_Textausschnitt_:
=-=-=

Christl Greller - Im Narrenturm - Edition Roesner

Christl Greller – Im Narrenturm – Edition Roesner

Nicht Respekt, Zuneigung und Zärtlichkeit überwältigen die Revolutionärin, sondern Wollust und Macht ihres Mannes, der sie wieder am alten Platz sehen will. Gehorsam und Genügsamkeit, Schweigen gemäß der Regeln sind ewiges Ziel – Eigensinn und Selbstbestimmtheit haben keine Daseinsberechtigung. Ob sie kapituliert, lässt Christl Greller offen. Selbstbetrug, Resignation, der Sturm der Bastille oder Flucht wären probate Reaktionen, doch, wer weiß? Das Leben hat seine eigenen Regeln. Genau diese Aussage zieht sich durch alle Geschichten des Erzählbandes. Und so sind Kapitulation, Ausgeliefertsein, Hin- oder Aufgabe auch Thema in einer weiteren Kurzgeschichte, in der eine Sonnenanbeterin zur sterbenden Königin wird, in dem sie sich von Bienen in eigenem Garten niederstechen lässt und stirbt.

Und Rettung bleibt auch hier aus: Da wählt sich ein todkranker Wirt einen Hund zum Begleiter, der sein eigentliches Ich zu repräsentieren scheint. Ab und zu ist er ihm fern, kehrt aber immer zu ihm zurück, er beschützt ihn und kümmert sich. Als es auf den Tod zugeht, verschwindet er. Nichts bleibt.

Wie auch in der nächsten Geschichte, in der ein in Großmannssucht Verlorener einen Hang zu Jagd und Waffen hat. Tontauben sind leicht zu überwältigen und zu beherrschen, jedenfalls lassen sich hier Niederlagen ausgesprochen leicht verbrämen. Im Leben kann der Jäger nur schwer mit Abstürzen umgehen. Die Gewehre sind Ausdruck seiner vermeintlichen Manneskraft und Macht, die er gekonnt mit Wort und Tat zur Fassade zu modulieren weiß. Doch ist die alles andere als einsturzsicher. Aller Betrug an sich selbst und anderen treiben den Jäger unweigerlich auf den Abgrund zu. Die Mauer bröckelt gewaltig. Er schaufelt sich dahinter selbst sein Grab und füllt es schließlich von eigener Hand.

=-=-=

_Ausgewählte Datensätze_:

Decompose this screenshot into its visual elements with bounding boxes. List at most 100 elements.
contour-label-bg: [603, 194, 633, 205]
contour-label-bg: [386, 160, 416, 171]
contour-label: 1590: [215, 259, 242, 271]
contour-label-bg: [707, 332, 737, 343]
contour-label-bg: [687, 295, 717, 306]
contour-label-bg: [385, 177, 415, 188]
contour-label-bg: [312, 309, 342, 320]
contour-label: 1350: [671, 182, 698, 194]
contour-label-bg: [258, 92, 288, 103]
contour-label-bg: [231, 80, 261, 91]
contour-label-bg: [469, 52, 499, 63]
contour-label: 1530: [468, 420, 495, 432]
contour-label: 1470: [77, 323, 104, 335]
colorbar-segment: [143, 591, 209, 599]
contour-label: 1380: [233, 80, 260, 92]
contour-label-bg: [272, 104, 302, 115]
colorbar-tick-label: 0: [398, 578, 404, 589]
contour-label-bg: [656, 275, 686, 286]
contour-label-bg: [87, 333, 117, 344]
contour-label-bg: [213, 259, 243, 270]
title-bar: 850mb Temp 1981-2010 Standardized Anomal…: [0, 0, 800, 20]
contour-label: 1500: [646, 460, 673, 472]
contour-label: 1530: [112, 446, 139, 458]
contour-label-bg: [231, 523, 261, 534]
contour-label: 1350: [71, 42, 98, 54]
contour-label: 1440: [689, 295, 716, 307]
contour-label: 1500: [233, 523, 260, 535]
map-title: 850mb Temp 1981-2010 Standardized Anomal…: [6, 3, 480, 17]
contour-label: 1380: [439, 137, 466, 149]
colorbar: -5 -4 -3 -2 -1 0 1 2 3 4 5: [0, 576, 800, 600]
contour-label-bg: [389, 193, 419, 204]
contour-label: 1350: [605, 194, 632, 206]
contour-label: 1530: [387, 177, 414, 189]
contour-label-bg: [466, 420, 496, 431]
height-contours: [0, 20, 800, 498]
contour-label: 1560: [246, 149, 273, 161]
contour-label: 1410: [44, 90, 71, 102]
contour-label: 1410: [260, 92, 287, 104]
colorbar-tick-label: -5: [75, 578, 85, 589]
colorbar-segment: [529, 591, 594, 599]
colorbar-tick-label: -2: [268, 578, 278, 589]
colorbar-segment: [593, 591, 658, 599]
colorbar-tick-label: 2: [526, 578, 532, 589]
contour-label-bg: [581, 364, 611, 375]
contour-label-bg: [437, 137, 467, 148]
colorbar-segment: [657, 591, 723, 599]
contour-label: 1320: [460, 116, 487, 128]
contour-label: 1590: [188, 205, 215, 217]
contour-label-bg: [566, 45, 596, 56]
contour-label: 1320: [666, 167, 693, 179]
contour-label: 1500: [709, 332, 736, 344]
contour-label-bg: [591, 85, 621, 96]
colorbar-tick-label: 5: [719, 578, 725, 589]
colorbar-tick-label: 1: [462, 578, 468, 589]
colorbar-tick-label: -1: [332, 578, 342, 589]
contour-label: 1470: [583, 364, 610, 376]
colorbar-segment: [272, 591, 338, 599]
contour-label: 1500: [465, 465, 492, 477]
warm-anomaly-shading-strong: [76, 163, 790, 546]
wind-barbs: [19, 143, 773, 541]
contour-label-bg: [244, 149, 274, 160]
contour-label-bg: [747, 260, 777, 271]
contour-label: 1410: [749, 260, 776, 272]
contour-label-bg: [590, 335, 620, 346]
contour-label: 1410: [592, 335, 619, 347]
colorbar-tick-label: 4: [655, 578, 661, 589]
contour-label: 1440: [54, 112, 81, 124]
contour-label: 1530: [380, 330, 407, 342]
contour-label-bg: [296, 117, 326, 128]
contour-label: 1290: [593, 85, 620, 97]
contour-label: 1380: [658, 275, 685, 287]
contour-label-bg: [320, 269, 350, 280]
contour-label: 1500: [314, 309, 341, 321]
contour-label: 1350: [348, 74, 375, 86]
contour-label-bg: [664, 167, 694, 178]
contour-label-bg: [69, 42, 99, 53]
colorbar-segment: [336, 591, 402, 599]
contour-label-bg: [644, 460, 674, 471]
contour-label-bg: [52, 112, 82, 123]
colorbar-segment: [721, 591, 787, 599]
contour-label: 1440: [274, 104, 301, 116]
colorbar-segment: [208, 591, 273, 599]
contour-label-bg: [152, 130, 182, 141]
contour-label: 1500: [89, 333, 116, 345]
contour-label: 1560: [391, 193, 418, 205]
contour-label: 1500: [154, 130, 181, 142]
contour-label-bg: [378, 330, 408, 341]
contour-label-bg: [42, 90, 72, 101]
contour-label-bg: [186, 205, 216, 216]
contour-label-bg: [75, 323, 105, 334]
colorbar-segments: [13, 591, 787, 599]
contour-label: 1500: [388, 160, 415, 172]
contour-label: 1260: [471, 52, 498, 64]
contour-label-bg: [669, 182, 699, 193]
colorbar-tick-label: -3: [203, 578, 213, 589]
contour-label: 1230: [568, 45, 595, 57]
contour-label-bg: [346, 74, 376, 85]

=-=-=

_Übungsaufgaben_:
• A. Beantworten Sie anhand des Textausschnitts über den Erzählband „Im Narrenturm“ die folgenden Fragen jeweils kurz.
(i) Wovon lässt sich die Sonnenanbeterin in ihrem Garten niederstechen?
(ii) Welches Tier wählt sich der todkranke Wirt zum Begleiter?
(iii) Wofür sind die Gewehre des Jägers Ausdruck?
• B. Schreiben Sie aus dem Textausschnitt die Passage von „Christl Greller –“ bis einschließlich „lässt und stirbt.“ wortgetreu ab.

_Lösungen_:
• A.
(i) Von Bienen.
(ii) Einen Hund.
(iii) Für seine vermeintliche Manneskraft und Macht.

• B.
Christl Greller – Im Narrenturm – Edition Roesner

Nicht Respekt, Zuneigung und Zärtlichkeit überwältigen die Revolutionärin, sondern Wollust und Macht ihres Mannes, der sie wieder am alten Platz sehen will. Gehorsam und Genügsamkeit, Schweigen gemäß der Regeln sind ewiges Ziel – Eigensinn und Selbstbestimmtheit haben keine Daseinsberechtigung. Ob sie kapituliert, lässt Christl Greller offen. Selbstbetrug, Resignation, der Sturm der Bastille oder Flucht wären probate Reaktionen, doch, wer weiß? Das Leben hat seine eigenen Regeln. Genau diese Aussage zieht sich durch alle Geschichten des Erzählbandes. Und so sind Kapitulation, Ausgeliefertsein, Hin- oder Aufgabe auch Thema in einer weiteren Kurzgeschichte, in der eine Sonnenanbeterin zur sterbenden Königin wird, in dem sie sich von Bienen in eigenem Garten niederstechen lässt und stirbt.